:: Source material

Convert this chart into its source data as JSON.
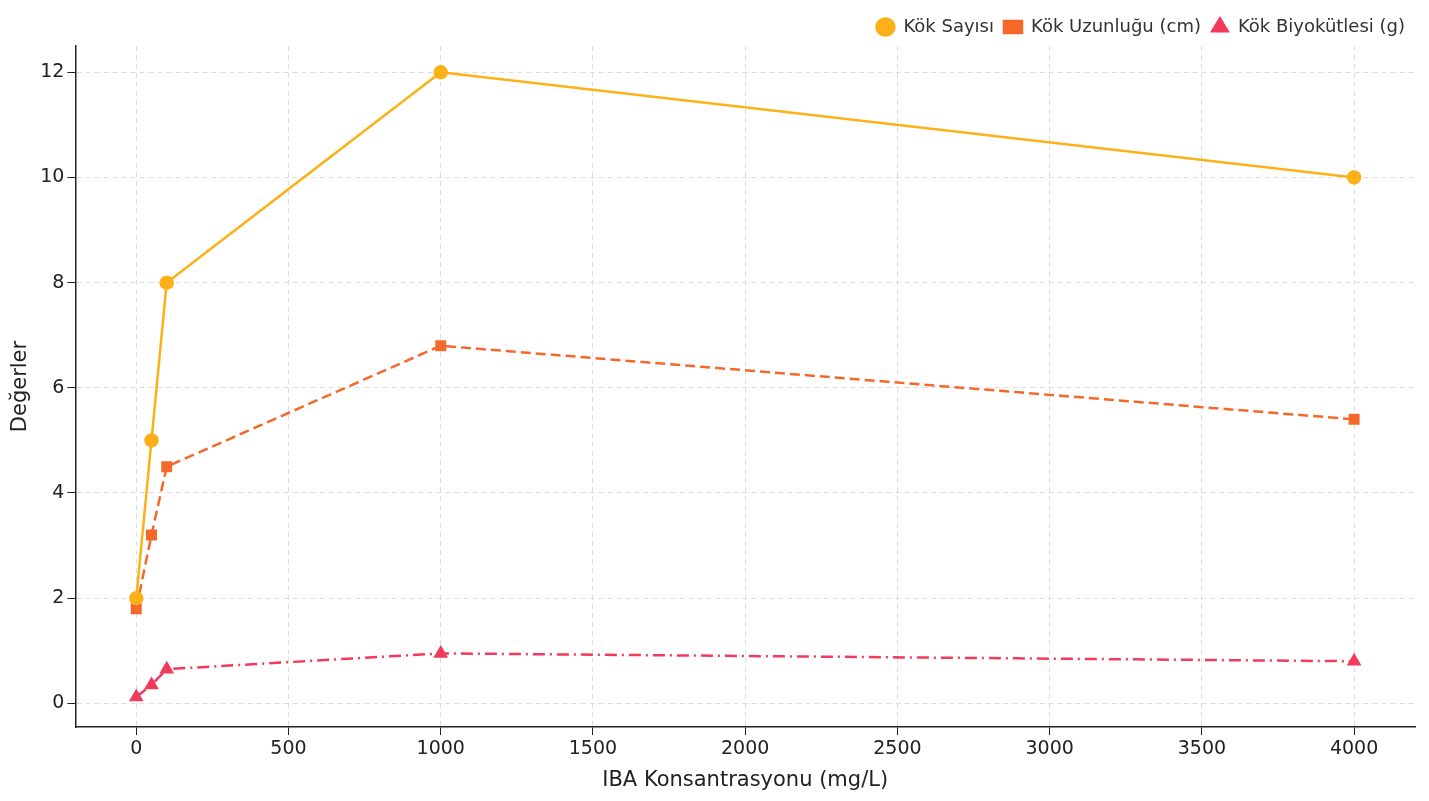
{
  "chart_data": {
    "type": "line",
    "xlabel": "IBA Konsantrasyonu (mg/L)",
    "ylabel": "Değerler",
    "x": [
      0,
      50,
      100,
      1000,
      4000
    ],
    "series": [
      {
        "name": "Kök Sayısı",
        "color": "#fbb117",
        "values": [
          2,
          5,
          8,
          12,
          10
        ],
        "marker": "circle",
        "line_style": "solid"
      },
      {
        "name": "Kök Uzunluğu (cm)",
        "color": "#f4692a",
        "values": [
          1.8,
          3.2,
          4.5,
          6.8,
          5.4
        ],
        "marker": "square",
        "line_style": "dashed"
      },
      {
        "name": "Kök Biyokütlesi (g)",
        "color": "#f23a5c",
        "values": [
          0.12,
          0.35,
          0.65,
          0.95,
          0.8
        ],
        "marker": "triangle",
        "line_style": "dashdot"
      }
    ],
    "xlim": [
      -200,
      4200
    ],
    "xticks": [
      0,
      500,
      1000,
      1500,
      2000,
      2500,
      3000,
      3500,
      4000
    ],
    "ylim": [
      -0.45,
      12.5
    ],
    "yticks": [
      0,
      2,
      4,
      6,
      8,
      10,
      12
    ],
    "grid": true,
    "legend": "top right"
  }
}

::::

Exercise objective: Return all the entries word for word, but omit any pictures they contain.

Exercise solution:
Convert this chart into its source data as JSON.
{
  "chart_data": {
    "type": "line",
    "xlabel": "IBA Konsantrasyonu (mg/L)",
    "ylabel": "Değerler",
    "x": [
      0,
      50,
      100,
      1000,
      4000
    ],
    "series": [
      {
        "name": "Kök Sayısı",
        "color": "#fbb117",
        "values": [
          2,
          5,
          8,
          12,
          10
        ],
        "marker": "circle",
        "line_style": "solid"
      },
      {
        "name": "Kök Uzunluğu (cm)",
        "color": "#f4692a",
        "values": [
          1.8,
          3.2,
          4.5,
          6.8,
          5.4
        ],
        "marker": "square",
        "line_style": "dashed"
      },
      {
        "name": "Kök Biyokütlesi (g)",
        "color": "#f23a5c",
        "values": [
          0.12,
          0.35,
          0.65,
          0.95,
          0.8
        ],
        "marker": "triangle",
        "line_style": "dashdot"
      }
    ],
    "xlim": [
      -200,
      4200
    ],
    "xticks": [
      0,
      500,
      1000,
      1500,
      2000,
      2500,
      3000,
      3500,
      4000
    ],
    "ylim": [
      -0.45,
      12.5
    ],
    "yticks": [
      0,
      2,
      4,
      6,
      8,
      10,
      12
    ],
    "grid": true,
    "legend": "top right"
  }
}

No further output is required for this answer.